### Stored records:
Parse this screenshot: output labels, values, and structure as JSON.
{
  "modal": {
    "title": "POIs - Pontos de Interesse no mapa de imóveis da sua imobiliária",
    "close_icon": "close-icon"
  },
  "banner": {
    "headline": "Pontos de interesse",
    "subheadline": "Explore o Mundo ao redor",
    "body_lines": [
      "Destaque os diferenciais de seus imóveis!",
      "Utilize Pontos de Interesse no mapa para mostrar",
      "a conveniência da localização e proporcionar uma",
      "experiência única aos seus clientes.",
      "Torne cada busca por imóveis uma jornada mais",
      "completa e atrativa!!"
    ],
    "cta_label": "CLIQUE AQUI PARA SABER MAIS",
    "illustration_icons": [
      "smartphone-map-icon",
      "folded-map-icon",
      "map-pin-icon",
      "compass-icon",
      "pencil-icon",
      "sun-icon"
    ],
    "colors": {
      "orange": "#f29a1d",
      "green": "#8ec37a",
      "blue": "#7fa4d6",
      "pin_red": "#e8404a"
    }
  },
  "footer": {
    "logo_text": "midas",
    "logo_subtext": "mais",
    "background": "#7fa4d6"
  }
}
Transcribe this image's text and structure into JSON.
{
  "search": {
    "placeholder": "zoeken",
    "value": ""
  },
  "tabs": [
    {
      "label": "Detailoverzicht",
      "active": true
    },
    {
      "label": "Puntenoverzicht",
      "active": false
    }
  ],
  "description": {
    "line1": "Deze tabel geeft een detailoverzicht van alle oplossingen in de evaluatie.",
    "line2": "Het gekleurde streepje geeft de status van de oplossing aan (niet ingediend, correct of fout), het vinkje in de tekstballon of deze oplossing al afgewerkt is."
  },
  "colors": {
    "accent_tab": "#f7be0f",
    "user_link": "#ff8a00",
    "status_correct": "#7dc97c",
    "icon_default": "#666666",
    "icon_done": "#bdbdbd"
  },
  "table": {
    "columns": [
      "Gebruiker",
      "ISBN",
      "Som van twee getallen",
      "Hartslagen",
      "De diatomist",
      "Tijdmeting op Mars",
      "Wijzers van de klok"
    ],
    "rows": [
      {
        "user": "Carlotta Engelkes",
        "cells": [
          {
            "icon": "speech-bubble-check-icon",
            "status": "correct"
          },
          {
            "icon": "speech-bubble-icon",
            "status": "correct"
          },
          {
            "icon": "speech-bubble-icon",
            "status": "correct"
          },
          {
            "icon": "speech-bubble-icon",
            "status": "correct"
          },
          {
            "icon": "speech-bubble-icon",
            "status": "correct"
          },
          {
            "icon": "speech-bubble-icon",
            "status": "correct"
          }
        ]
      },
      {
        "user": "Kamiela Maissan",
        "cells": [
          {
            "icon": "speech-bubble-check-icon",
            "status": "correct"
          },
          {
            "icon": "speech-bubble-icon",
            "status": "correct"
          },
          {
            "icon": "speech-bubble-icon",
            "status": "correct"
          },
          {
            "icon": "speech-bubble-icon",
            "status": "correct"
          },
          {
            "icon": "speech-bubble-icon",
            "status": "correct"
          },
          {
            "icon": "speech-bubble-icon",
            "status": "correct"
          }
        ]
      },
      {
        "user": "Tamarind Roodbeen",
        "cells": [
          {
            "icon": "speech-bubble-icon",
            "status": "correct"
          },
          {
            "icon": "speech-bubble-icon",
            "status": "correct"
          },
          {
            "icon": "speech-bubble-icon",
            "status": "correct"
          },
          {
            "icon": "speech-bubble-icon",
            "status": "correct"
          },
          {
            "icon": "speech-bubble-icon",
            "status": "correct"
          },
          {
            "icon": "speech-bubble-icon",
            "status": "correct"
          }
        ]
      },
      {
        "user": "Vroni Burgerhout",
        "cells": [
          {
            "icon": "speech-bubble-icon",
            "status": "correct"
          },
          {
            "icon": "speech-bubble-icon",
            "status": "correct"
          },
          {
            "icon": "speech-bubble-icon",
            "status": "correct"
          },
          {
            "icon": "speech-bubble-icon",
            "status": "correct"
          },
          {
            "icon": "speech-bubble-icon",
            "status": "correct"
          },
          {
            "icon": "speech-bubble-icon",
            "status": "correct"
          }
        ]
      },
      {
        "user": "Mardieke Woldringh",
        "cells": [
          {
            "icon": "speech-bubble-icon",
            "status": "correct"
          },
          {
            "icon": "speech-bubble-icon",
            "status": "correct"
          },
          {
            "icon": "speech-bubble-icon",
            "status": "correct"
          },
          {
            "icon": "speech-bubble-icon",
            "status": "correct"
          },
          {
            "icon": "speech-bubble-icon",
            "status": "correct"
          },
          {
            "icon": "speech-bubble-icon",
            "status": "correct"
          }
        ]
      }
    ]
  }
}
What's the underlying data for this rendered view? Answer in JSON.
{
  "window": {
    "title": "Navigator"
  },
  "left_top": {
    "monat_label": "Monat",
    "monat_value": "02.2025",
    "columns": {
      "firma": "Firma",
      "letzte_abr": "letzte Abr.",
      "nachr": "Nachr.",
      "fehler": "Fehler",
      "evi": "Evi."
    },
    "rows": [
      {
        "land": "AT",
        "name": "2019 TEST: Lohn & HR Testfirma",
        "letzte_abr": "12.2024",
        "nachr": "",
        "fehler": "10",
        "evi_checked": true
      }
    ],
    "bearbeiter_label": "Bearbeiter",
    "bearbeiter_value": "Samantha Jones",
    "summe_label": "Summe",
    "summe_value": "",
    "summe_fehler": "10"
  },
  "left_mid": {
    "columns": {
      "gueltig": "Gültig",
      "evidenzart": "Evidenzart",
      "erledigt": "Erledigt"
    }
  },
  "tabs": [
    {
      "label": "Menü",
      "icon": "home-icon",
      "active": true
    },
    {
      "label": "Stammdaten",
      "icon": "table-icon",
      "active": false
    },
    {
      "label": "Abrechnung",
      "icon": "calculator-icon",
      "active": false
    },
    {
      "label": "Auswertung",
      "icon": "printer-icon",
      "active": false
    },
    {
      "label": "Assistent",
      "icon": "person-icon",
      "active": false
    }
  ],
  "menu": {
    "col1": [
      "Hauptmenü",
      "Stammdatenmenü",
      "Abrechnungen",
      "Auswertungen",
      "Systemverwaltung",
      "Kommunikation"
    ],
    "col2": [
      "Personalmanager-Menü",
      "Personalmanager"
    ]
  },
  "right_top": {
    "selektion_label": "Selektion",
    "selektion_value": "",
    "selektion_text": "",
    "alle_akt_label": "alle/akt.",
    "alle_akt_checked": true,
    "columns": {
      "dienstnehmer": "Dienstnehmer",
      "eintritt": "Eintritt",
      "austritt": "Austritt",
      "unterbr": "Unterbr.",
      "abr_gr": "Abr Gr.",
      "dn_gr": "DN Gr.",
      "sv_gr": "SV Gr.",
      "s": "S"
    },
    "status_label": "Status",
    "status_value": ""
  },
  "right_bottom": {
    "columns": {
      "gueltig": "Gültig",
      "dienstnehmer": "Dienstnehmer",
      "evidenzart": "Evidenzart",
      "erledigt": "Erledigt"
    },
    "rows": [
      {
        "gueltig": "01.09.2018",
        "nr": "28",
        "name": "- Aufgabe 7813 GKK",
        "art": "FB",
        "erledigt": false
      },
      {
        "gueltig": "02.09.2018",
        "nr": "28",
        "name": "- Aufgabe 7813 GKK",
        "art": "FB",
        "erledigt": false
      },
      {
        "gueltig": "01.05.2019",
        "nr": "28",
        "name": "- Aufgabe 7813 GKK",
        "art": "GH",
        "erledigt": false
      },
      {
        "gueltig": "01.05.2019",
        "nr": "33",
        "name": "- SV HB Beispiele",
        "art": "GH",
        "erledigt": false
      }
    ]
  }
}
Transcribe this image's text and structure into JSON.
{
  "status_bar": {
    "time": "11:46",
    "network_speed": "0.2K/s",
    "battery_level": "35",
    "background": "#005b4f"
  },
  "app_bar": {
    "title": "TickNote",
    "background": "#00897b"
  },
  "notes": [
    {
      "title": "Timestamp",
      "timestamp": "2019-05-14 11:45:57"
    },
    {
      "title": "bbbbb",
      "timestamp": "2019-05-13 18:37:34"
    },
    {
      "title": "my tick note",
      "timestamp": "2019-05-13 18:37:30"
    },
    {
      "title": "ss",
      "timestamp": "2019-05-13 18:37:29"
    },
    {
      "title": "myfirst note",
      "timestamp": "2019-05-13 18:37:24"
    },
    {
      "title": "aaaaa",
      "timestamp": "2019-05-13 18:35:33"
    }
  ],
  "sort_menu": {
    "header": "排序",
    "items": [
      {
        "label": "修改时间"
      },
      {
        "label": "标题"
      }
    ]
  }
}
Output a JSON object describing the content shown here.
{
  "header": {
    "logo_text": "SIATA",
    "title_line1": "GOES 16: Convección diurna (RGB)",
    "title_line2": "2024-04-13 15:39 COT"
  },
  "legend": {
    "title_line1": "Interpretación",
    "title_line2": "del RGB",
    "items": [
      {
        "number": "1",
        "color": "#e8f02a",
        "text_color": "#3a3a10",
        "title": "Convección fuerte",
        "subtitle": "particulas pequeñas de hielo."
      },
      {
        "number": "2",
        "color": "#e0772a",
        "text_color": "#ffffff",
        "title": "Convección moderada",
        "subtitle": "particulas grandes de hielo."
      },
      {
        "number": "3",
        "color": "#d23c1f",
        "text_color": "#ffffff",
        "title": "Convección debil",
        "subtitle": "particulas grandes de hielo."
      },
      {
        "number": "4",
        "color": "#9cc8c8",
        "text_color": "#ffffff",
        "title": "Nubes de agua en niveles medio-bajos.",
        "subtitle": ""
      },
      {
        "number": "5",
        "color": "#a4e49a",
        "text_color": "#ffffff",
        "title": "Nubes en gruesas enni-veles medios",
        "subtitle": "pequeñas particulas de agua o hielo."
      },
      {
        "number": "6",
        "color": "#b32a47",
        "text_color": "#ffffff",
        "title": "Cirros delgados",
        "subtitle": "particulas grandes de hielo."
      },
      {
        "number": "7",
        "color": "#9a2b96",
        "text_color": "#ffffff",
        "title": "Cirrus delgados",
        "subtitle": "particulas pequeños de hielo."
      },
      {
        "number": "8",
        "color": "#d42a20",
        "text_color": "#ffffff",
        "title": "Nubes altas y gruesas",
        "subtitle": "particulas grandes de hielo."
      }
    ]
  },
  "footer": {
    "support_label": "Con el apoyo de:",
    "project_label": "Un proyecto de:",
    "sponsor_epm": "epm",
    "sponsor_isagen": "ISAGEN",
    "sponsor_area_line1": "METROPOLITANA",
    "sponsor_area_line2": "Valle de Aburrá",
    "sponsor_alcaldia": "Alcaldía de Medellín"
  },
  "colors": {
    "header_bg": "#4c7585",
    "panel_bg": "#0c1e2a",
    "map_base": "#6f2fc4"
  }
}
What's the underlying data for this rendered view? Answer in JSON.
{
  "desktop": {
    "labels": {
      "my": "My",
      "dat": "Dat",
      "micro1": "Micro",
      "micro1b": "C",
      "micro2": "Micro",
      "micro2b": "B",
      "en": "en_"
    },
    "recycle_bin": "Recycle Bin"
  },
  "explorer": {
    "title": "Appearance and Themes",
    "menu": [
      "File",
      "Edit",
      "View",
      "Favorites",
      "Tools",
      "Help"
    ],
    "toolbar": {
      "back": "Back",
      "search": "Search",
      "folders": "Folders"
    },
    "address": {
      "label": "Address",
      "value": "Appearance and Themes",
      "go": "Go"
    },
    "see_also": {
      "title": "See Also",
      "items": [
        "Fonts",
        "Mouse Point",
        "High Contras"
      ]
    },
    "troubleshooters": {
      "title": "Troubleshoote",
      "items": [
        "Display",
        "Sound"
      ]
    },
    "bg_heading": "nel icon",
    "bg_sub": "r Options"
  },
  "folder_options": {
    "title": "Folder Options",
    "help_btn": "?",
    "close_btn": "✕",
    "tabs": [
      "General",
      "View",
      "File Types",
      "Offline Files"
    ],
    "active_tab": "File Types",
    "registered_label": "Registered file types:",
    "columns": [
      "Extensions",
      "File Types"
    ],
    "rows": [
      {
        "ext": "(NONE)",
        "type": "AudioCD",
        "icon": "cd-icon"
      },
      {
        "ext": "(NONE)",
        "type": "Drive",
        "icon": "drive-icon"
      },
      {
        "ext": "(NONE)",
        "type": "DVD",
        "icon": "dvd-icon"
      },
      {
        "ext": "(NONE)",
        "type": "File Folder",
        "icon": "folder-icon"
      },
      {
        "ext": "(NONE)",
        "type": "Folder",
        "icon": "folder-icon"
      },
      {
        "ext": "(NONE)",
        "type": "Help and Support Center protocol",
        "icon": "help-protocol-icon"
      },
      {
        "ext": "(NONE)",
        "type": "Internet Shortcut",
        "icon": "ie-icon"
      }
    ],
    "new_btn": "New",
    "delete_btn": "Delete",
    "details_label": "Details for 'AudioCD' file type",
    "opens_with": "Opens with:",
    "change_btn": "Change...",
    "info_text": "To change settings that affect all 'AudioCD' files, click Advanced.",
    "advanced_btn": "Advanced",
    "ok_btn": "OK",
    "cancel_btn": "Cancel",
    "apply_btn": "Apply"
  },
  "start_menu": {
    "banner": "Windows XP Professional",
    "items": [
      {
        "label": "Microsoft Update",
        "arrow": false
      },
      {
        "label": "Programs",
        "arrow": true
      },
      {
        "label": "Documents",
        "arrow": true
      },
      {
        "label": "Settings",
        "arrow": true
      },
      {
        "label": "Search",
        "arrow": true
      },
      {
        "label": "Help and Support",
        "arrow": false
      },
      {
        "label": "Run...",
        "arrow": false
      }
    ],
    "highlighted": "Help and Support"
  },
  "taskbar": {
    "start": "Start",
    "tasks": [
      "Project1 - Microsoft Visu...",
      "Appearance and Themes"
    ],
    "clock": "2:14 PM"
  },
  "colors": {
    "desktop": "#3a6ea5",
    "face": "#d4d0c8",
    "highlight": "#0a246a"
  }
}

### Request:
List all lines in the material containing the string "geeft".

### Written answer:
    "line1": "Deze tabel geeft een detailoverzicht van alle oplossingen in de evaluatie.",
    "line2": "Het gekleurde streepje geeft de status van de oplossing aan (niet ingediend, correct of fout), het vinkje in de tekstballon of deze oplossing al afgewerkt is."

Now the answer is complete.